--- PAGE EXCERPT ---
A question about Quadratic residues and modulos

Question

I need help in understanding why :

If a is a Quadratic residue modulo $p^l$ ( $\exists x$ such that $x^2 \equiv a \mod(p^l)$ ) then its a Quadratic residue modulo p ($ \exists x$ such that $x^2 \equiv a \ mod (p)$ ).

Answer 1

One usual definition of quadratic residue goes as follows: $a$ is a quadratic residue of $m$ if $\gcd(a,m)=1$ and there exists an $x$ such that $x^2\equiv a\pmod{m}$.

Suppose that $a$ is a quadratic residue of $p^l$, where $l\ge 1$. Then $\gcd(a,p^l)=1$ and there is a $b$ such that $b^2\equiv a\pmod{p^l}$.

It follows that $\gcd(a,p)=1$. Furthermore, since $p^l$ divides $b^2-a$, it follows that $p$ divides $b^2-a,$ and therefore $b^2\equiv a\pmod{p}$. Thus by definition $a$ is a quadratic residue of $p$.

Note that, in the above argument, there is no need to assume that $p$ is prime.

Remark: It is more challenging to work in the opposite direction, and try to show that if $a$ is a QR of $p$, then $a$ is a QR of $p^l$. This is true for all odd primes $p$.

Answer 2

Put $N=Mp^{l-1}$ $$x^2=a+Mp^l\Rightarrow x^2=a+Np$$

--- LISTED ENTRIES ---
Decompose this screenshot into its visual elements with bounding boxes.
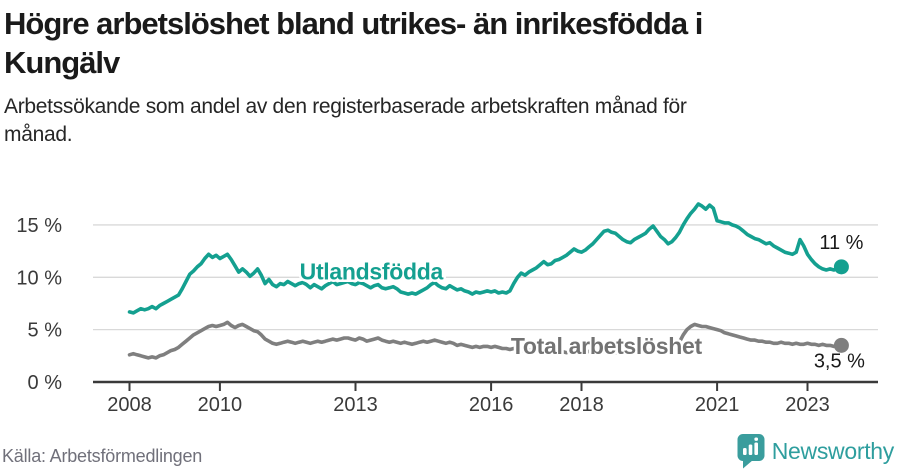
end-value-label-total: 3,5 %	[814, 350, 865, 372]
source-attribution: Källa: Arbetsförmedlingen	[2, 446, 203, 466]
brand-name: Newsworthy	[771, 437, 895, 464]
series-end-dot-utlandsfodda	[833, 259, 849, 275]
x-tick-label-2010: 2010	[198, 394, 243, 416]
series-label-total: Total arbetslöshet	[511, 333, 703, 359]
y-tick-label-5: 5 %	[28, 320, 63, 342]
x-tick-label-2021: 2021	[695, 394, 740, 416]
subtitle-line-1: Arbetssökande som andel av den registerb…	[4, 95, 687, 118]
bar-chart-bubble-icon	[737, 434, 765, 469]
x-tick-label-2008: 2008	[107, 394, 152, 416]
y-tick-label-15: 15 %	[16, 215, 62, 237]
chart-footer: Källa: Arbetsförmedlingen Newsworthy	[0, 434, 900, 474]
series-line-utlandsfodda	[127, 202, 844, 315]
x-tick-label-2018: 2018	[559, 394, 604, 416]
chart-header: Högre arbetslöshet bland utrikes- än inr…	[4, 4, 896, 149]
y-tick-label-10: 10 %	[16, 267, 62, 289]
chart-subtitle: Arbetssökande som andel av den registerb…	[4, 93, 896, 149]
series-end-dot-total	[833, 337, 849, 353]
y-tick-label-0: 0 %	[28, 372, 63, 394]
title-line-2: Kungälv	[4, 45, 120, 80]
series-label-utlandsfodda: Utlandsfödda	[300, 259, 444, 285]
newsworthy-logo: Newsworthy	[737, 433, 894, 469]
series-line-total	[127, 320, 844, 360]
title-line-1: Högre arbetslöshet bland utrikes- än inr…	[4, 6, 703, 41]
x-tick-label-2013: 2013	[333, 394, 378, 416]
end-value-label-utlandsfodda: 11 %	[819, 232, 863, 254]
subtitle-line-2: månad.	[4, 123, 73, 146]
x-tick-label-2023: 2023	[785, 394, 830, 416]
page-title: Högre arbetslöshet bland utrikes- än inr…	[4, 4, 896, 82]
x-tick-label-2016: 2016	[469, 394, 514, 416]
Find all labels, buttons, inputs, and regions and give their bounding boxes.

--- EXERCISE TASKS ---
(1) Please reproduce the passage of the quadratic residues thread from "I need help" up to and including "residue of $p$.".
(2) In the records, take the lines from the line with "350, 865, 372]" up to and including the line with "333, 703, 359]", and write them out again with "source-attribution" changed to "source-credit". Leave everything else unchanged, and give only those lines.

--- REPLIES ---
(1)
I need help in understanding why :

If a is a Quadratic residue modulo $p^l$ ( $\exists x$ such that $x^2 \equiv a \mod(p^l)$ ) then its a Quadratic residue modulo p ($ \exists x$ such that $x^2 \equiv a \ mod (p)$ ).

Answer 1

One usual definition of quadratic residue goes as follows: $a$ is a quadratic residue of $m$ if $\gcd(a,m)=1$ and there exists an $x$ such that $x^2\equiv a\pmod{m}$.

Suppose that $a$ is a quadratic residue of $p^l$, where $l\ge 1$. Then $\gcd(a,p^l)=1$ and there is a $b$ such that $b^2\equiv a\pmod{p^l}$.

It follows that $\gcd(a,p)=1$. Furthermore, since $p^l$ divides $b^2-a$, it follows that $p$ divides $b^2-a,$ and therefore $b^2\equiv a\pmod{p}$. Thus by definition $a$ is a quadratic residue of $p$.

(2)
end-value-label-total: 3,5 %	[814, 350, 865, 372]
source-credit: Källa: Arbetsförmedlingen	[2, 446, 203, 466]
brand-name: Newsworthy	[771, 437, 895, 464]
series-end-dot-utlandsfodda	[833, 259, 849, 275]
x-tick-label-2010: 2010	[198, 394, 243, 416]
series-label-total: Total arbetslöshet	[511, 333, 703, 359]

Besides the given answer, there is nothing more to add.